##### PASSAGE TO READ

I have a Marquip servo motor and I have not been able to find the power requirements as yet.

It has a PN of 9601606 and a SN of 5011/6353170
case is 3.25" in dia. X 8" long
Has a 1/2" dia output shaft with a 1/4" encoder shaft
mounting bolt circle is about 2.5"

If anyone could supply me with operating voltage, current draw and max RPM I would be glad to hear from you.

Thanks

paul

Is this a brushed or BLDC/AC type?
There are certain ways to find servo characteristics.
Max.

This is a brushed PM motor. It has one pair of brushes. The motor leads are approximately 16 gauge.

I was thinking of checking with Helwig Carbon to see what they thought about the current capacity of the brushes...

Can I derive any useful information if I were to measure the current draw at 24 volts and then raise the voltage to 36 and check current there? Does motor current go up linearly with voltage increase though out the operating range?

The motor barely turns at 12 volts... leading me to believe that the actual motor voltage might be quite a bit higher... possibly 90 volts. The original motor had a tach on the small shaft, but it was damaged when I got it.

I have mounted a CUI encoder on the small end. Might be jumping the gun considering I don't even know what the operating voltage is.

Hope to use this for the leadscrew drive on a cnc lathe conversion

Thanks

paul

A lot of those motors run in the 80v area, some even higher. Put a tach on it and start turning up the voltage. These kind of motors are usually happy around 2000 rpm. I would suspect the motor is in the 200 to 300 watt range.

##########
##### MATERIAL

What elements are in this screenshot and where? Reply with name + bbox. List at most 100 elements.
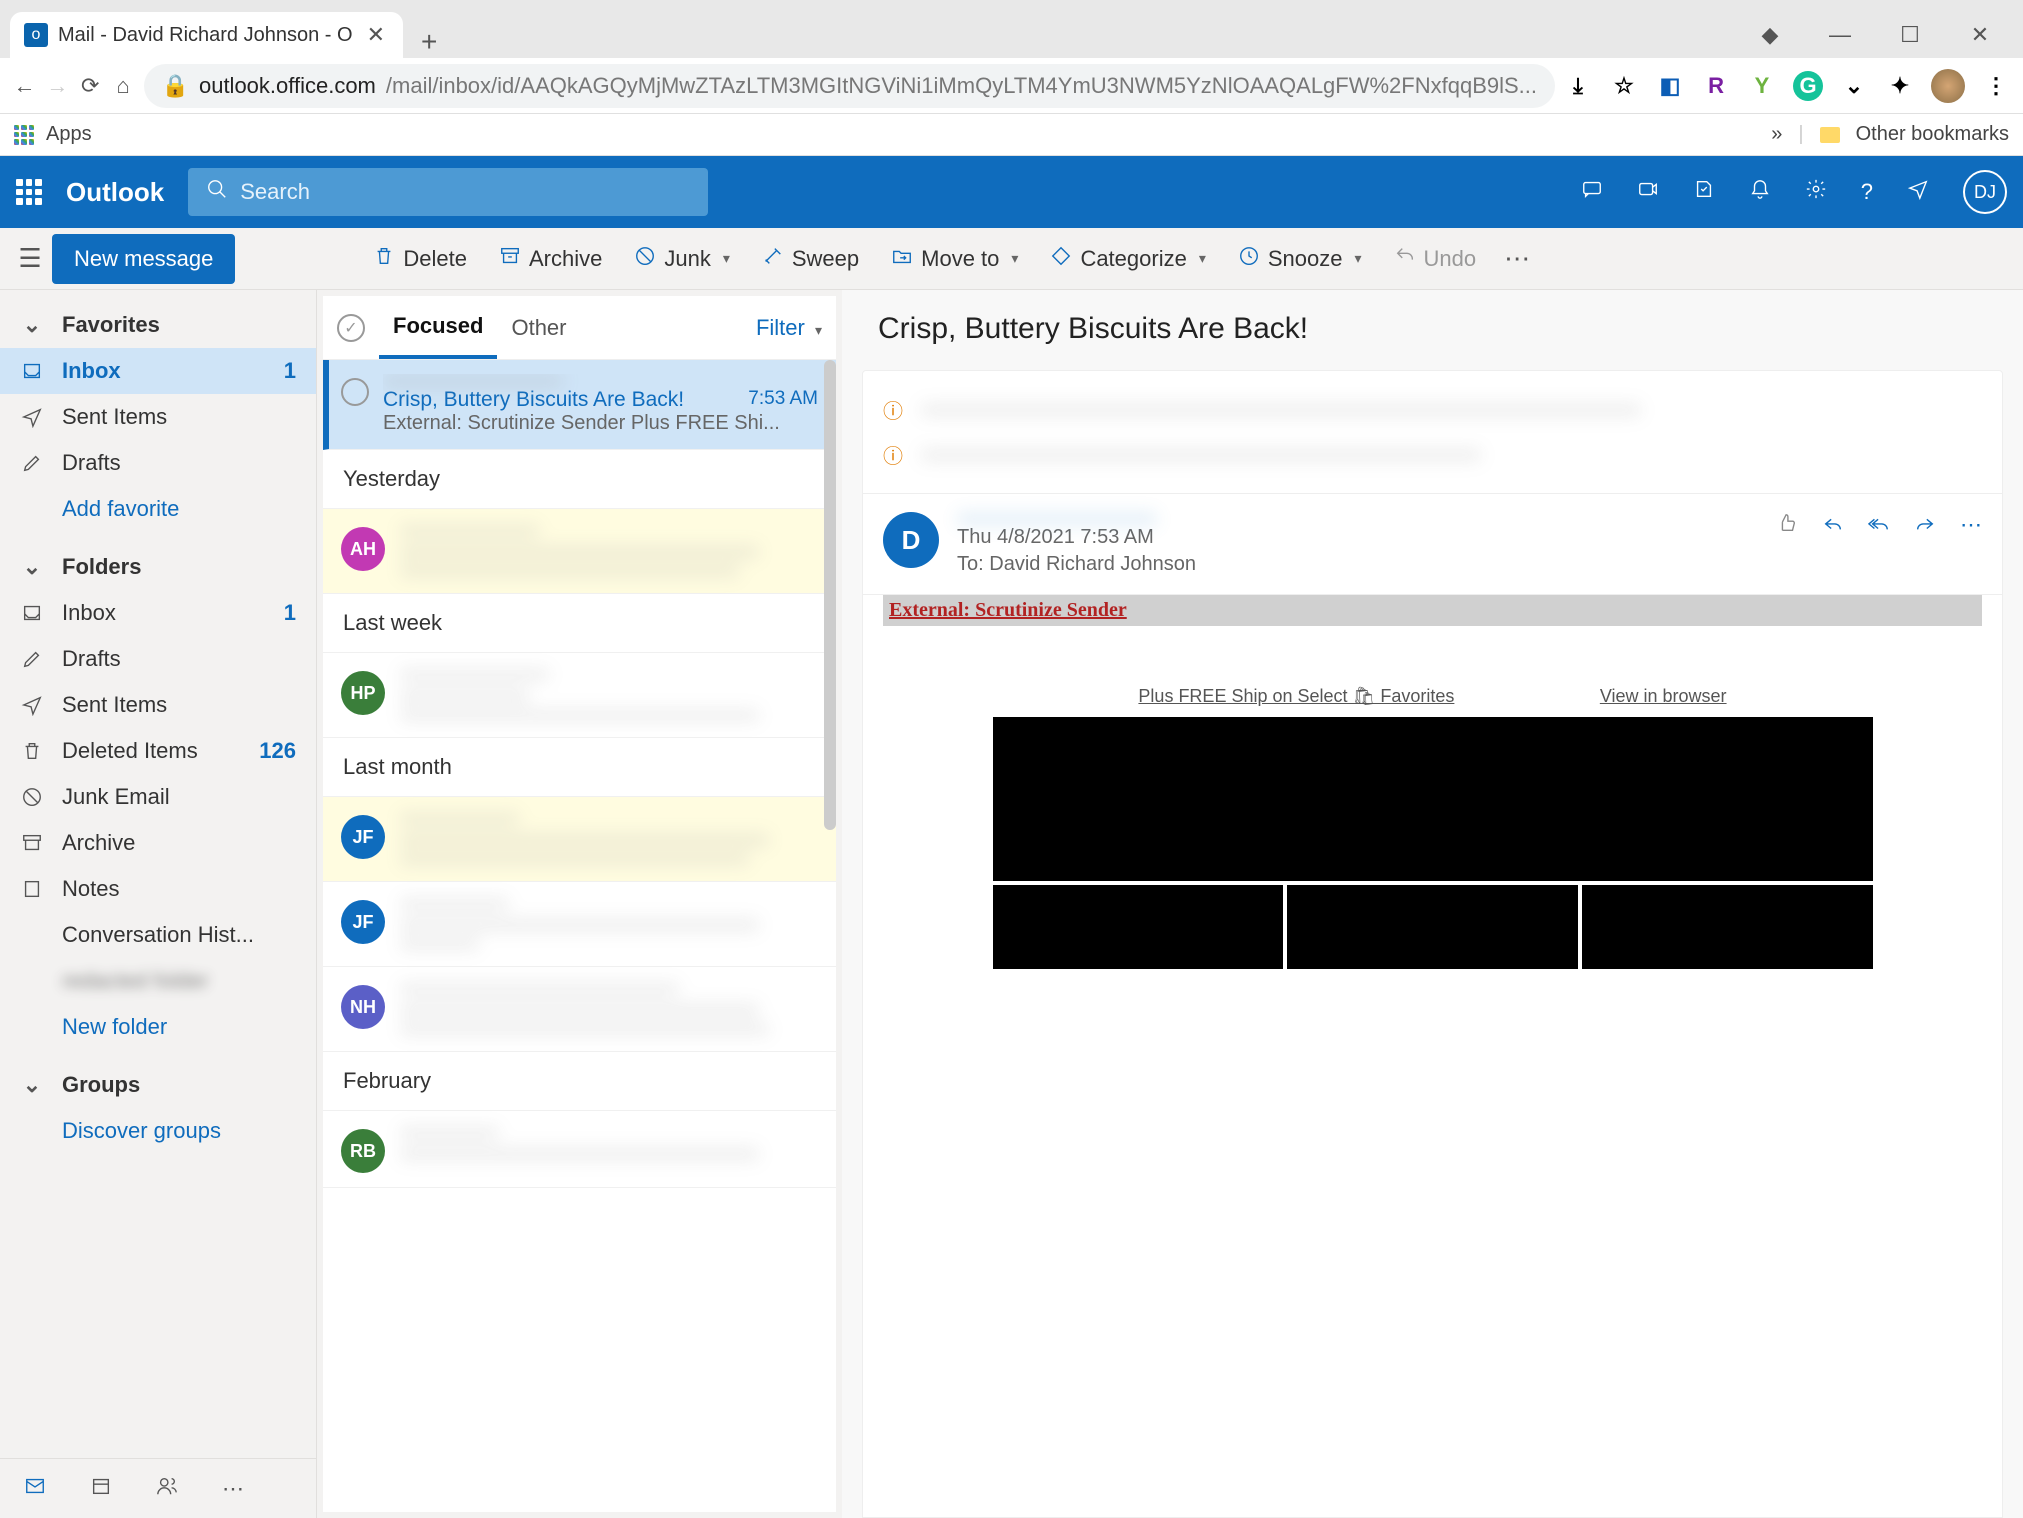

##########

> _INSTRUCTIONS TO FOLLOW_
Carry on the forum thread about the Marquip servo motor from its last post.

> _ANSWER FOR THIS EXERCISE_
One way, assuming the maximum rpm for this motor is around 2000rpm which has been stated is typical for this type of motor, back feed it at 2000rpm and check the generated voltage, this will equal the maximum applied voltage.

This is some notes I made when I was looking for similar information and found them in various sources:
Personally I think that a simplified model of a DC motor can be derived
assuming the armature inductance to be zero and ignoring the resonance
effect. With these stipulations the equations are:
1. V=Ia R + Ke omega (Ia=armature current, R=armature resistence,
Ke=electr. constant, omega=speed)
2. Tg=Kt Ia (Tg=costant, Kt=torque constant)
3. Tg=J d(omega)/dt (J=inertia, d(omega)/dt=accel.)
The DC motor transfer function is:
Gm(s)=(1/Ke)/(1+s(Rj/KtKe)), which can be written Gm(s)=(1/Ke)/(1+sTm)
where Tm=mechanical time constant.
To measure the parameters you are asking for, I suggests the following:
A. To Measure the armature resistance see note 2 below, then apply voltage to the motor without load and measure the current and speed. From equation 1. you can easily derive Ke.
B. Apply nominal current to the motor (with the shaft locked) and by means
of a variable voltage source. Measure the torque on the shaft. From this you can derive the torque constant Kt=Torque/Amp. See note: 3.
C. You will find that Kt is approx. equal to Ke
D. For the inertia you can obtain it by calculation from the size and
material of the rotor.

Note1: inductance can be ignored- the electrical time constant is
very short compared to the mech time constant so that it can usually be
ignored.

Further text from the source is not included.